──────── Supplied information

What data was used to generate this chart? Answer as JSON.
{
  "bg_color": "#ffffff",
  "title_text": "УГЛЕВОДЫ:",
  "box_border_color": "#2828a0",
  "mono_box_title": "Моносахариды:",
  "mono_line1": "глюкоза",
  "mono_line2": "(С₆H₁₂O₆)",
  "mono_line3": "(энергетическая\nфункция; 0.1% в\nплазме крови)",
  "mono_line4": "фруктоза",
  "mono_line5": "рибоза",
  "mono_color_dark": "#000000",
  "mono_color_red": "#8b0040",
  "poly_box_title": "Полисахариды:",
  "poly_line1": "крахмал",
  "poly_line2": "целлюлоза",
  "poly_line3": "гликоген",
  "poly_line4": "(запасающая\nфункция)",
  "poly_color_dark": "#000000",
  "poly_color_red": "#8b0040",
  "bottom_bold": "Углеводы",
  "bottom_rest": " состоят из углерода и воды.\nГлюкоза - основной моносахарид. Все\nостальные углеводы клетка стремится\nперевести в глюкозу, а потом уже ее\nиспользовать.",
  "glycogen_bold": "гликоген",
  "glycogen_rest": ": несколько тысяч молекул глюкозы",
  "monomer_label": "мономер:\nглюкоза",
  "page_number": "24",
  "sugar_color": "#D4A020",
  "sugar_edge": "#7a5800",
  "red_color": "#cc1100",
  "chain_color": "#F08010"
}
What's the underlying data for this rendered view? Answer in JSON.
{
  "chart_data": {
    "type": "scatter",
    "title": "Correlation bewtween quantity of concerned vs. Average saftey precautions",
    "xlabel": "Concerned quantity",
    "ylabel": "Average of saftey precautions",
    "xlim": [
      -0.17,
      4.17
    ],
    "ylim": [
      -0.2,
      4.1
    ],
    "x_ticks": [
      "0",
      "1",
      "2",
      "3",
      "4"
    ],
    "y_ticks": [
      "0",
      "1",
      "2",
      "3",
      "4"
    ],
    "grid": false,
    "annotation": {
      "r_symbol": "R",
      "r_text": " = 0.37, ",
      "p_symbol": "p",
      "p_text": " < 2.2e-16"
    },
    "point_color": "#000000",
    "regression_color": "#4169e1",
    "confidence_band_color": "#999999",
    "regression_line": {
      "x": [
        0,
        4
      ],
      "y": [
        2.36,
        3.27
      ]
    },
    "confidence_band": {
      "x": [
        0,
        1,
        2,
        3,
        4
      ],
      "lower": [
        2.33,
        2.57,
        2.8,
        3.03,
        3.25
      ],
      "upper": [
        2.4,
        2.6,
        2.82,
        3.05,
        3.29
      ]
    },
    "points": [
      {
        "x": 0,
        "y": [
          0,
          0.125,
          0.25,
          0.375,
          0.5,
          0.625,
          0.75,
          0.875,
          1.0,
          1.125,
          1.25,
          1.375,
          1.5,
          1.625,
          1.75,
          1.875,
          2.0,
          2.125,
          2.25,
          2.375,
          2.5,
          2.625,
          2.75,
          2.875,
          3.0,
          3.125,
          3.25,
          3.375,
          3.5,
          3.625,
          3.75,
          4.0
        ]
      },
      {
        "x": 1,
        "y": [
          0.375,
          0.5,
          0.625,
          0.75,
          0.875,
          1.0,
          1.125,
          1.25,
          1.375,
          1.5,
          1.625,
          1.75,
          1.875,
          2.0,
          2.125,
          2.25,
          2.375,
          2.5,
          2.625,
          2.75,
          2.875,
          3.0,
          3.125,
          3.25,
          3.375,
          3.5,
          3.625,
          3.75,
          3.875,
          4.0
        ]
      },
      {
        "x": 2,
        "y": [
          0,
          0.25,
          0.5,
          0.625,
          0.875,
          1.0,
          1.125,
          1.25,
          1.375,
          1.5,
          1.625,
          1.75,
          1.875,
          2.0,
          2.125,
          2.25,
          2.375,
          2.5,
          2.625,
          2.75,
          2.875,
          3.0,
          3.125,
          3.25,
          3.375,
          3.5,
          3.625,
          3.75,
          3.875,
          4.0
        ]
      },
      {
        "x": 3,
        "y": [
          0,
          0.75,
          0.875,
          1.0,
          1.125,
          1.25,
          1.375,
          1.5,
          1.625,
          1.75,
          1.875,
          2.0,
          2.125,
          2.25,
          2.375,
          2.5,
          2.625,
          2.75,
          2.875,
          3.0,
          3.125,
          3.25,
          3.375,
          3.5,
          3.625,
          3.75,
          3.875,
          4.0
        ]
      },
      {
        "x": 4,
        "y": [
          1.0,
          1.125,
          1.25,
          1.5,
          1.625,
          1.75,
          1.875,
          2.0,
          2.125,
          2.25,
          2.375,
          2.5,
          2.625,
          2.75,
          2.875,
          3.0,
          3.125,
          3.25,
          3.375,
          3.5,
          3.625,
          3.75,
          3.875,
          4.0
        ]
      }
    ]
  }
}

────────────────

▶ **Exercise requirements**: All the data must be duplicated exactly, with nothing added or removed.

▶ **Result of the task**:
What data was used to generate this chart? Answer as JSON.
{
  "bg_color": "#ffffff",
  "title_text": "УГЛЕВОДЫ:",
  "box_border_color": "#2828a0",
  "mono_box_title": "Моносахариды:",
  "mono_line1": "глюкоза",
  "mono_line2": "(С₆H₁₂O₆)",
  "mono_line3": "(энергетическая\nфункция; 0.1% в\nплазме крови)",
  "mono_line4": "фруктоза",
  "mono_line5": "рибоза",
  "mono_color_dark": "#000000",
  "mono_color_red": "#8b0040",
  "poly_box_title": "Полисахариды:",
  "poly_line1": "крахмал",
  "poly_line2": "целлюлоза",
  "poly_line3": "гликоген",
  "poly_line4": "(запасающая\nфункция)",
  "poly_color_dark": "#000000",
  "poly_color_red": "#8b0040",
  "bottom_bold": "Углеводы",
  "bottom_rest": " состоят из углерода и воды.\nГлюкоза - основной моносахарид. Все\nостальные углеводы клетка стремится\nперевести в глюкозу, а потом уже ее\nиспользовать.",
  "glycogen_bold": "гликоген",
  "glycogen_rest": ": несколько тысяч молекул глюкозы",
  "monomer_label": "мономер:\nглюкоза",
  "page_number": "24",
  "sugar_color": "#D4A020",
  "sugar_edge": "#7a5800",
  "red_color": "#cc1100",
  "chain_color": "#F08010"
}
What's the underlying data for this rendered view? Answer in JSON.
{
  "chart_data": {
    "type": "scatter",
    "title": "Correlation bewtween quantity of concerned vs. Average saftey precautions",
    "xlabel": "Concerned quantity",
    "ylabel": "Average of saftey precautions",
    "xlim": [
      -0.17,
      4.17
    ],
    "ylim": [
      -0.2,
      4.1
    ],
    "x_ticks": [
      "0",
      "1",
      "2",
      "3",
      "4"
    ],
    "y_ticks": [
      "0",
      "1",
      "2",
      "3",
      "4"
    ],
    "grid": false,
    "annotation": {
      "r_symbol": "R",
      "r_text": " = 0.37, ",
      "p_symbol": "p",
      "p_text": " < 2.2e-16"
    },
    "point_color": "#000000",
    "regression_color": "#4169e1",
    "confidence_band_color": "#999999",
    "regression_line": {
      "x": [
        0,
        4
      ],
      "y": [
        2.36,
        3.27
      ]
    },
    "confidence_band": {
      "x": [
        0,
        1,
        2,
        3,
        4
      ],
      "lower": [
        2.33,
        2.57,
        2.8,
        3.03,
        3.25
      ],
      "upper": [
        2.4,
        2.6,
        2.82,
        3.05,
        3.29
      ]
    },
    "points": [
      {
        "x": 0,
        "y": [
          0,
          0.125,
          0.25,
          0.375,
          0.5,
          0.625,
          0.75,
          0.875,
          1.0,
          1.125,
          1.25,
          1.375,
          1.5,
          1.625,
          1.75,
          1.875,
          2.0,
          2.125,
          2.25,
          2.375,
          2.5,
          2.625,
          2.75,
          2.875,
          3.0,
          3.125,
          3.25,
          3.375,
          3.5,
          3.625,
          3.75,
          4.0
        ]
      },
      {
        "x": 1,
        "y": [
          0.375,
          0.5,
          0.625,
          0.75,
          0.875,
          1.0,
          1.125,
          1.25,
          1.375,
          1.5,
          1.625,
          1.75,
          1.875,
          2.0,
          2.125,
          2.25,
          2.375,
          2.5,
          2.625,
          2.75,
          2.875,
          3.0,
          3.125,
          3.25,
          3.375,
          3.5,
          3.625,
          3.75,
          3.875,
          4.0
        ]
      },
      {
        "x": 2,
        "y": [
          0,
          0.25,
          0.5,
          0.625,
          0.875,
          1.0,
          1.125,
          1.25,
          1.375,
          1.5,
          1.625,
          1.75,
          1.875,
          2.0,
          2.125,
          2.25,
          2.375,
          2.5,
          2.625,
          2.75,
          2.875,
          3.0,
          3.125,
          3.25,
          3.375,
          3.5,
          3.625,
          3.75,
          3.875,
          4.0
        ]
      },
      {
        "x": 3,
        "y": [
          0,
          0.75,
          0.875,
          1.0,
          1.125,
          1.25,
          1.375,
          1.5,
          1.625,
          1.75,
          1.875,
          2.0,
          2.125,
          2.25,
          2.375,
          2.5,
          2.625,
          2.75,
          2.875,
          3.0,
          3.125,
          3.25,
          3.375,
          3.5,
          3.625,
          3.75,
          3.875,
          4.0
        ]
      },
      {
        "x": 4,
        "y": [
          1.0,
          1.125,
          1.25,
          1.5,
          1.625,
          1.75,
          1.875,
          2.0,
          2.125,
          2.25,
          2.375,
          2.5,
          2.625,
          2.75,
          2.875,
          3.0,
          3.125,
          3.25,
          3.375,
          3.5,
          3.625,
          3.75,
          3.875,
          4.0
        ]
      }
    ]
  }
}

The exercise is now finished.